### REQUIREMENTS
Without the images, write out the whole listing exactly.

### INPUT MATERIAL
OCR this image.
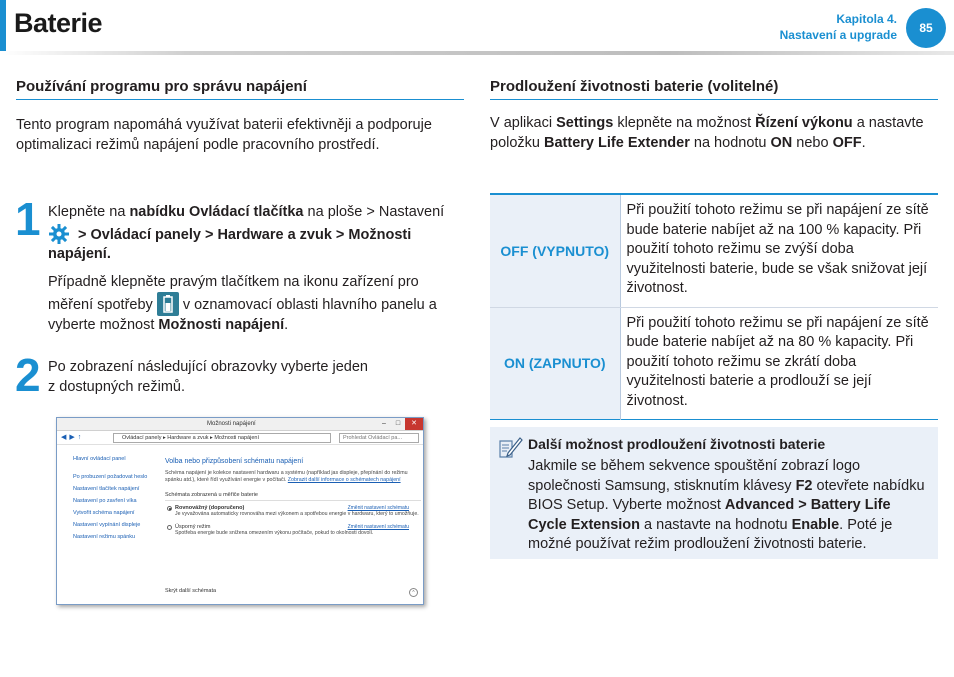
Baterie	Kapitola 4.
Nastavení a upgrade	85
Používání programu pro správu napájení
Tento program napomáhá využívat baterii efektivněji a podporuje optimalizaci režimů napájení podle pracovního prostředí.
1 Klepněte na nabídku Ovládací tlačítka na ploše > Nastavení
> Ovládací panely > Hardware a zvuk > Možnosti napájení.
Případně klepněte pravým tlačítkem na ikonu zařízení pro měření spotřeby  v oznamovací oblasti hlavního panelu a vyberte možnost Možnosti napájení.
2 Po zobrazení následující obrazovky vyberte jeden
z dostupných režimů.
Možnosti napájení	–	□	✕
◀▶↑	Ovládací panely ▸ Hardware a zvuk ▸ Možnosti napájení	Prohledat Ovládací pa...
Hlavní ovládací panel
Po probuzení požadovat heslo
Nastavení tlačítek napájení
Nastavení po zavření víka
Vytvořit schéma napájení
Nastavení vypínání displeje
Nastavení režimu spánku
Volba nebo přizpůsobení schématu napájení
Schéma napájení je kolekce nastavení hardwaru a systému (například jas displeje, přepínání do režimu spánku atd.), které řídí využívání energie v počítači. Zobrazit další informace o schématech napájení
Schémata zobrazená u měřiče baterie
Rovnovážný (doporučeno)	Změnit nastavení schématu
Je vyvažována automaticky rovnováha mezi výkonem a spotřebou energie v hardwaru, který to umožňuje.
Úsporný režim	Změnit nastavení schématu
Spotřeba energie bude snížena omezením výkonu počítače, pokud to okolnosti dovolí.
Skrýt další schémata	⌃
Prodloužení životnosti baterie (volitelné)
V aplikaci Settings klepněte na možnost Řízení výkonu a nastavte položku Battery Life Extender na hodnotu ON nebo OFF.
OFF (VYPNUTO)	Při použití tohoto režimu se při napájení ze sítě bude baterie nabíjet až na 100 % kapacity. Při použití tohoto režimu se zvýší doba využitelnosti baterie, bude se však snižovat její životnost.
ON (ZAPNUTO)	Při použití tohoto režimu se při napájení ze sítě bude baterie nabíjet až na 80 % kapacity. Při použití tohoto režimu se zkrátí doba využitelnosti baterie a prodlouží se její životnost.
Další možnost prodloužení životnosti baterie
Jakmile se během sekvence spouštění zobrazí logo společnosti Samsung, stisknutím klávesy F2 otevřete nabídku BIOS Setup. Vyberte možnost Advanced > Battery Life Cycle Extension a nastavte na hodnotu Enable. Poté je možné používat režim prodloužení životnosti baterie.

### RESPONSE BELOW
OCR this image.
Baterie	Kapitola 4.
Nastavení a upgrade	85
Používání programu pro správu napájení
Tento program napomáhá využívat baterii efektivněji a podporuje optimalizaci režimů napájení podle pracovního prostředí.
1 Klepněte na nabídku Ovládací tlačítka na ploše > Nastavení
> Ovládací panely > Hardware a zvuk > Možnosti napájení.
Případně klepněte pravým tlačítkem na ikonu zařízení pro měření spotřeby  v oznamovací oblasti hlavního panelu a vyberte možnost Možnosti napájení.
2 Po zobrazení následující obrazovky vyberte jeden
z dostupných režimů.
Možnosti napájení	–	□	✕
◀▶↑	Ovládací panely ▸ Hardware a zvuk ▸ Možnosti napájení	Prohledat Ovládací pa...
Hlavní ovládací panel
Po probuzení požadovat heslo
Nastavení tlačítek napájení
Nastavení po zavření víka
Vytvořit schéma napájení
Nastavení vypínání displeje
Nastavení režimu spánku
Volba nebo přizpůsobení schématu napájení
Schéma napájení je kolekce nastavení hardwaru a systému (například jas displeje, přepínání do režimu spánku atd.), které řídí využívání energie v počítači. Zobrazit další informace o schématech napájení
Schémata zobrazená u měřiče baterie
Rovnovážný (doporučeno)	Změnit nastavení schématu
Je vyvažována automaticky rovnováha mezi výkonem a spotřebou energie v hardwaru, který to umožňuje.
Úsporný režim	Změnit nastavení schématu
Spotřeba energie bude snížena omezením výkonu počítače, pokud to okolnosti dovolí.
Skrýt další schémata	⌃
Prodloužení životnosti baterie (volitelné)
V aplikaci Settings klepněte na možnost Řízení výkonu a nastavte položku Battery Life Extender na hodnotu ON nebo OFF.
OFF (VYPNUTO)	Při použití tohoto režimu se při napájení ze sítě bude baterie nabíjet až na 100 % kapacity. Při použití tohoto režimu se zvýší doba využitelnosti baterie, bude se však snižovat její životnost.
ON (ZAPNUTO)	Při použití tohoto režimu se při napájení ze sítě bude baterie nabíjet až na 80 % kapacity. Při použití tohoto režimu se zkrátí doba využitelnosti baterie a prodlouží se její životnost.
Další možnost prodloužení životnosti baterie
Jakmile se během sekvence spouštění zobrazí logo společnosti Samsung, stisknutím klávesy F2 otevřete nabídku BIOS Setup. Vyberte možnost Advanced > Battery Life Cycle Extension a nastavte na hodnotu Enable. Poté je možné používat režim prodloužení životnosti baterie.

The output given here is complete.